* [Objective] Copy out the passage on the Rakhine coastal belt word for word, typos included, before turning to the items.

* [Document extract]
------------------------------------

Thursday, April 11, 2013

The Rakhine Coastal



Both on land and offshose continental shelf of this belt are narrow in the south and become wider in the north because they are controlled by underlying structures and prevaitling tectonic stress regions. They are underlain by deformed Indoburman Flysch tectonically inter-mixed with mélanges, comprising exotic blocks of limestone and mafic volcanic and ultramafic rock of phiolite affinity, particularly in its southern part. The upper tertiary strata of molasse facies overlap the deformed flysch strata of loder age in the north and east. The molasse strata of this belt belong to the Bangal Bain to the west, a kind of fore-deep Basin beneath west-vergant fold and thrust fault of WR. Containtal shelf offshore to the west of the Rakhin coast is narrow in the south. The Wr and the Rakhin Coastal Belt (RCB) are sparated by series of faults mark by the topographic breaks.

------------------------------------

* [Recorded information]
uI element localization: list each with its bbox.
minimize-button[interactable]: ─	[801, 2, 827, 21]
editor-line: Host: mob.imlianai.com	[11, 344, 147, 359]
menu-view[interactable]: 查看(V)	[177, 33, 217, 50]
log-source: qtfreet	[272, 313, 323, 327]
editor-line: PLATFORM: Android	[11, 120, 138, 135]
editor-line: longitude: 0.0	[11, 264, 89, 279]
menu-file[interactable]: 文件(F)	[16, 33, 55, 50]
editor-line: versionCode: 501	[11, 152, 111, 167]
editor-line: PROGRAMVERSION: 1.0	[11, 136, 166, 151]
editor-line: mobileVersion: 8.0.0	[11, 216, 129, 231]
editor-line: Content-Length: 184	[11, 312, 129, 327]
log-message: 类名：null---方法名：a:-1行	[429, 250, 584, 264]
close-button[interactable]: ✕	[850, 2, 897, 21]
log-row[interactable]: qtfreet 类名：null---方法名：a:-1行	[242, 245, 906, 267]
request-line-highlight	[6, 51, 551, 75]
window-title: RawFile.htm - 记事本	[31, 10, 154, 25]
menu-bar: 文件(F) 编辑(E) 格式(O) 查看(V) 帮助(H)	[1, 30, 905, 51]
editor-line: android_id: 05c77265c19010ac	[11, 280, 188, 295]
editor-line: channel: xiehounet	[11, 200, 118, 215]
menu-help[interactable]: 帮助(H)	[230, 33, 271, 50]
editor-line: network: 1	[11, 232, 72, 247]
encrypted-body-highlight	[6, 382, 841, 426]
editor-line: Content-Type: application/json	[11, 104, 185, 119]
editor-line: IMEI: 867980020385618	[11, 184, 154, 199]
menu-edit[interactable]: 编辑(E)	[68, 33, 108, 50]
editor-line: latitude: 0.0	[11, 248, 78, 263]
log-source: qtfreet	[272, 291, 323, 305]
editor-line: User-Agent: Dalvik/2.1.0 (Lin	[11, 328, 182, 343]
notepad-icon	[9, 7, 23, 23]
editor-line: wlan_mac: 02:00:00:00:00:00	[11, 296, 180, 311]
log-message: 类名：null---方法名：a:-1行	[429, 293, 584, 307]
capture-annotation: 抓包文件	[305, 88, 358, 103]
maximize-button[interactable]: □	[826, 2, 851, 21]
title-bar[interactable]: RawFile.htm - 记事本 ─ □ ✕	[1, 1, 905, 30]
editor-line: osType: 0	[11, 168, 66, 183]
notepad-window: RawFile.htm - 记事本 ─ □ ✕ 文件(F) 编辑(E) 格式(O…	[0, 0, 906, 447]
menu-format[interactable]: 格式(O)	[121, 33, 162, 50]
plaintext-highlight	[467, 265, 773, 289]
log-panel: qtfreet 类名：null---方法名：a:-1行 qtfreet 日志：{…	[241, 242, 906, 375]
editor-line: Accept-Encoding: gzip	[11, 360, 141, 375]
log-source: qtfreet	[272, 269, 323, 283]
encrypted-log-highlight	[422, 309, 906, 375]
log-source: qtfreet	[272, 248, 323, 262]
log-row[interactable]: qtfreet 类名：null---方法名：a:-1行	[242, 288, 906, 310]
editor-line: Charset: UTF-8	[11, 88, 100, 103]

------------------------------------

* [Result of the exercise]
Thursday, April 11, 2013

The Rakhine Coastal



Both on land and offshose continental shelf of this belt are narrow in the south and become wider in the north because they are controlled by underlying structures and prevaitling tectonic stress regions. They are underlain by deformed Indoburman Flysch tectonically inter-mixed with mélanges, comprising exotic blocks of limestone and mafic volcanic and ultramafic rock of phiolite affinity, particularly in its southern part. The upper tertiary strata of molasse facies overlap the deformed flysch strata of loder age in the north and east. The molasse strata of this belt belong to the Bangal Bain to the west, a kind of fore-deep Basin beneath west-vergant fold and thrust fault of WR. Containtal shelf offshore to the west of the Rakhin coast is narrow in the south. The Wr and the Rakhin Coastal Belt (RCB) are sparated by series of faults mark by the topographic breaks.